┏━━
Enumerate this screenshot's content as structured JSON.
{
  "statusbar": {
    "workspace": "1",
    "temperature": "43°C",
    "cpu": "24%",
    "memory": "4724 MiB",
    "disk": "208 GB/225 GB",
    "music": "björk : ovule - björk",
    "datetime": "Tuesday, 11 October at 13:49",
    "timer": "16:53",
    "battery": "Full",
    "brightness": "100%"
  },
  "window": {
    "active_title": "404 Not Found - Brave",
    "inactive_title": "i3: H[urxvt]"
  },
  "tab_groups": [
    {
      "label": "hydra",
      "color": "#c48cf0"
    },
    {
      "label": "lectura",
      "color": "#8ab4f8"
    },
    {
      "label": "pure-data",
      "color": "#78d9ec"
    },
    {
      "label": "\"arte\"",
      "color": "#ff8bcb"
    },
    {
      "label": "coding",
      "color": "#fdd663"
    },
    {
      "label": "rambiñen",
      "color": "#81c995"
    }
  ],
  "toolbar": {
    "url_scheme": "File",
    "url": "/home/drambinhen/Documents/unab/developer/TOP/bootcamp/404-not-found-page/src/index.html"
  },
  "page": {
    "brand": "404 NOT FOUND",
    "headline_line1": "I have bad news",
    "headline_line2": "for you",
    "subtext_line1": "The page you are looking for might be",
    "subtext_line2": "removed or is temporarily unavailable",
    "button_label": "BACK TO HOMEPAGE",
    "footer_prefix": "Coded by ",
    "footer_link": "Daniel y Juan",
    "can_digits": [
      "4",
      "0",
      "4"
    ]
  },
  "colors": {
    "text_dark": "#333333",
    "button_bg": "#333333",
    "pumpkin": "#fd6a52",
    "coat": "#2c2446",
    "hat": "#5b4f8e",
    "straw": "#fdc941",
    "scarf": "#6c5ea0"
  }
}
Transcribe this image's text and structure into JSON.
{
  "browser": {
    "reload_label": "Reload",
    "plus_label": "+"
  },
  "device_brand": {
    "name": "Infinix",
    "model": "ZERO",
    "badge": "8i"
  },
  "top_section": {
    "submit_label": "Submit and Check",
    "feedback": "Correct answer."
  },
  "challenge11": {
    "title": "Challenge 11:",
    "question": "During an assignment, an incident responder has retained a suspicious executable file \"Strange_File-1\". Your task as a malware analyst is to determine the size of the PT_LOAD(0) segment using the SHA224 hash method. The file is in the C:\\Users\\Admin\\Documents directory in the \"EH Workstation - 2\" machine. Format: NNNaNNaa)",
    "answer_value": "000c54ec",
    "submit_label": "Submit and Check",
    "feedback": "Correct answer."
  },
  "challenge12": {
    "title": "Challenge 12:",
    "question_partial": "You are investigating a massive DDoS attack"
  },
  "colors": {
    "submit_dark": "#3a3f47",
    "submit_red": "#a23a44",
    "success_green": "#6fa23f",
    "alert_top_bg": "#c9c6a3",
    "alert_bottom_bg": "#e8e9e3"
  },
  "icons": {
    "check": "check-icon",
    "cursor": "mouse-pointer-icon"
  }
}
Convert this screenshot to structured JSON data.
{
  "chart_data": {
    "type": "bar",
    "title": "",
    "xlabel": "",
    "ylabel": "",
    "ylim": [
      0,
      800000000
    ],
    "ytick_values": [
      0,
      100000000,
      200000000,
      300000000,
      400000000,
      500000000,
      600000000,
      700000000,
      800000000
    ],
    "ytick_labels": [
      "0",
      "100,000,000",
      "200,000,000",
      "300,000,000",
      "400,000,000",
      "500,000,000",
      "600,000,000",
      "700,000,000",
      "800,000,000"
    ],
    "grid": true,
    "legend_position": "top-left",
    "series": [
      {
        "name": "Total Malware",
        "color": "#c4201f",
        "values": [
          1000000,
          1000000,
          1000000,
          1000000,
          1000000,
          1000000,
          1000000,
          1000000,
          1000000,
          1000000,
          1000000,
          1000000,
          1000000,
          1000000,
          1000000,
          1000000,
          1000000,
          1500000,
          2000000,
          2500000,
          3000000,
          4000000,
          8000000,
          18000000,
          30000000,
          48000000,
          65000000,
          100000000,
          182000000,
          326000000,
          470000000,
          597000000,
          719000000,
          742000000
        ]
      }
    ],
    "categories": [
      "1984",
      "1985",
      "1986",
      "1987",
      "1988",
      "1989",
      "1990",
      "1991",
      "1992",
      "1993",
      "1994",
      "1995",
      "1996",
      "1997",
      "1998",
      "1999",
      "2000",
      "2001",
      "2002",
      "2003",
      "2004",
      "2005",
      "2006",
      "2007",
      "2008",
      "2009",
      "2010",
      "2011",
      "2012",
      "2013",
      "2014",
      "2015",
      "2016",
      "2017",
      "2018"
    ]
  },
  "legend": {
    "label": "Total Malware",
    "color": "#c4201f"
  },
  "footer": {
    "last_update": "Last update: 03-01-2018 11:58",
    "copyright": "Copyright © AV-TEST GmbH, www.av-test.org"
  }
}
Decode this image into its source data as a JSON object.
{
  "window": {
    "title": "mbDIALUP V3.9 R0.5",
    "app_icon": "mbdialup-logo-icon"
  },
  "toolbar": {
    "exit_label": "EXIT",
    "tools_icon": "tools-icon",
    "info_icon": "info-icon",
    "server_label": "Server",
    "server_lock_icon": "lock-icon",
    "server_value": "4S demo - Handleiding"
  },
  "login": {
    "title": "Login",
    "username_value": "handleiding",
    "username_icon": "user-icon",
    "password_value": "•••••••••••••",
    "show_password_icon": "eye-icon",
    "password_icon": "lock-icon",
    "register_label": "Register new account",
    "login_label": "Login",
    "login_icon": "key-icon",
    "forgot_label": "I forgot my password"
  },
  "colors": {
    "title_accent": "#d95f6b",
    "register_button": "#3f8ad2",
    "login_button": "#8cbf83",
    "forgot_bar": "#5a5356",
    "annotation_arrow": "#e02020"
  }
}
┗━━
◆ **What is asked**:
Report how many lines in the listing include the word "structured". Give nothing but the count.

◆ **In response**:
2